--- START OF DATASET ROWS ---

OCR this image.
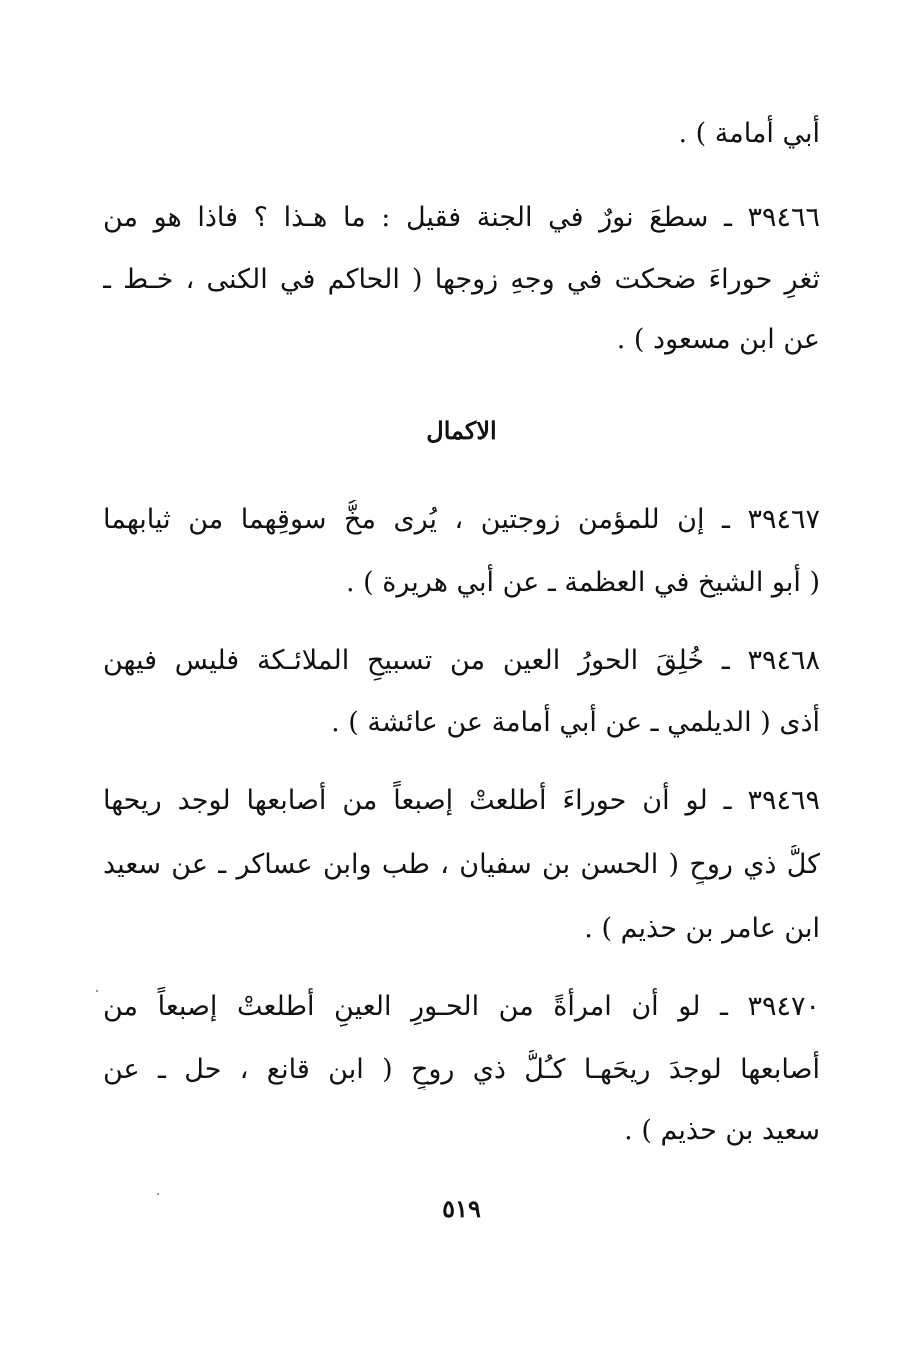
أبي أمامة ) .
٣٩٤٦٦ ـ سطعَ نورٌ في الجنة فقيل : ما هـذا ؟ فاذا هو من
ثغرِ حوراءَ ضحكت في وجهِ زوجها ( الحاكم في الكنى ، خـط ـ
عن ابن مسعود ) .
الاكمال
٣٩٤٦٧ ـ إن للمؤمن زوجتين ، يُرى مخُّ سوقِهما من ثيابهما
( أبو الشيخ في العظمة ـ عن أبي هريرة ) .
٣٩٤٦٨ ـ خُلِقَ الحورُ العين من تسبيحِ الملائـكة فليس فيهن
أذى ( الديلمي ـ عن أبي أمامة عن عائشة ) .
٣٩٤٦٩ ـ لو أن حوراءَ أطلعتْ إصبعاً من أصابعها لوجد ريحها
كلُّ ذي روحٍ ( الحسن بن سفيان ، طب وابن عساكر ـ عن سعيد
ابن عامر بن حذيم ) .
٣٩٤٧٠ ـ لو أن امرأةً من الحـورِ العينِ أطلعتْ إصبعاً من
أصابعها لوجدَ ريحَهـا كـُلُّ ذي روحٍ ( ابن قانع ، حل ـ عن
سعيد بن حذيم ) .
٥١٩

--- END OF DATASET ROWS ---
--- START OF DATASET ROWS ---

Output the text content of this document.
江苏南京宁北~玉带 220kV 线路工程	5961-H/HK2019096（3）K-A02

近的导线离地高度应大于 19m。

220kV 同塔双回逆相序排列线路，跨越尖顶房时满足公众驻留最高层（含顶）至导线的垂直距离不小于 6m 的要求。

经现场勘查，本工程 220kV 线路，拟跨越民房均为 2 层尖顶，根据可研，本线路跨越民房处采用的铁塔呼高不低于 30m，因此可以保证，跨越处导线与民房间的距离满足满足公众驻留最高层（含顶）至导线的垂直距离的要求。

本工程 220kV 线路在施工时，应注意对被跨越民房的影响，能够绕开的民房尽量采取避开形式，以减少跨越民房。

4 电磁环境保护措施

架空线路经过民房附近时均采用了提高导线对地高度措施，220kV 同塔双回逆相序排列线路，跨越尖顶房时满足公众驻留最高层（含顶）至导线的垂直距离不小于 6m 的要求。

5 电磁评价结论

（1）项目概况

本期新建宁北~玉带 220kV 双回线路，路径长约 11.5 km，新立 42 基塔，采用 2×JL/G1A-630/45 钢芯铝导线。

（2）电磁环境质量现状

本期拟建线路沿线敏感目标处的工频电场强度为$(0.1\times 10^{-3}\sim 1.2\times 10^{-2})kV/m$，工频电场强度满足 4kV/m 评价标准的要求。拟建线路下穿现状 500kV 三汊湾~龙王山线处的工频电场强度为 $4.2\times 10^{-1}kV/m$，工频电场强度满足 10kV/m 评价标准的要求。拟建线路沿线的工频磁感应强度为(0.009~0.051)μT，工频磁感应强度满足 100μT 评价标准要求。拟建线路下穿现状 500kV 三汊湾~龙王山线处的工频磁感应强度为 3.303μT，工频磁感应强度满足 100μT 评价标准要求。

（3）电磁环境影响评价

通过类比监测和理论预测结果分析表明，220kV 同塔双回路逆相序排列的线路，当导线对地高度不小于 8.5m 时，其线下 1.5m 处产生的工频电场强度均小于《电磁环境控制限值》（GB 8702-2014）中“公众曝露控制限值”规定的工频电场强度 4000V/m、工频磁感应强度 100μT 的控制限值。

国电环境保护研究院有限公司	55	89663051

--- END OF DATASET ROWS ---
--- START OF DATASET ROWS ---

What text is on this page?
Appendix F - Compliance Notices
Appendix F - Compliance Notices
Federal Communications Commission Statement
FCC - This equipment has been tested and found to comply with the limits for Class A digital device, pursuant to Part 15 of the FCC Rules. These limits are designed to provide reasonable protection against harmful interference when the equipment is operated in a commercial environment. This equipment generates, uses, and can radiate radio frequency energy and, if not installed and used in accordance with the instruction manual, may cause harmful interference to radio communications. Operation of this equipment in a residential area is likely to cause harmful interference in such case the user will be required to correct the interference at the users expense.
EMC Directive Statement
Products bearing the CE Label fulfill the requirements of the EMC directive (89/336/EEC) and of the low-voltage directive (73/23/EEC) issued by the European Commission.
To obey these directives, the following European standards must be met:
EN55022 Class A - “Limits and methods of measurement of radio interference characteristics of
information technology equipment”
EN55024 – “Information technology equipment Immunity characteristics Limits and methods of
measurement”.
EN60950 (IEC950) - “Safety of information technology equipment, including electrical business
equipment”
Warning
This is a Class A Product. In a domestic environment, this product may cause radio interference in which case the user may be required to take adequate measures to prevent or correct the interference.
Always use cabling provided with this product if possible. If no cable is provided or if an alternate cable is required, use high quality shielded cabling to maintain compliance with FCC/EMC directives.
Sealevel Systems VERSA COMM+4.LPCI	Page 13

--- END OF DATASET ROWS ---

**REQUEST:**
Copy each line of the listing in which the word "لوجد" can be found.

**ANSWER FOR THE TASK:**
٣٩٤٦٩ ـ لو أن حوراءَ أطلعتْ إصبعاً من أصابعها لوجد ريحها
أصابعها لوجدَ ريحَهـا كـُلُّ ذي روحٍ ( ابن قانع ، حل ـ عن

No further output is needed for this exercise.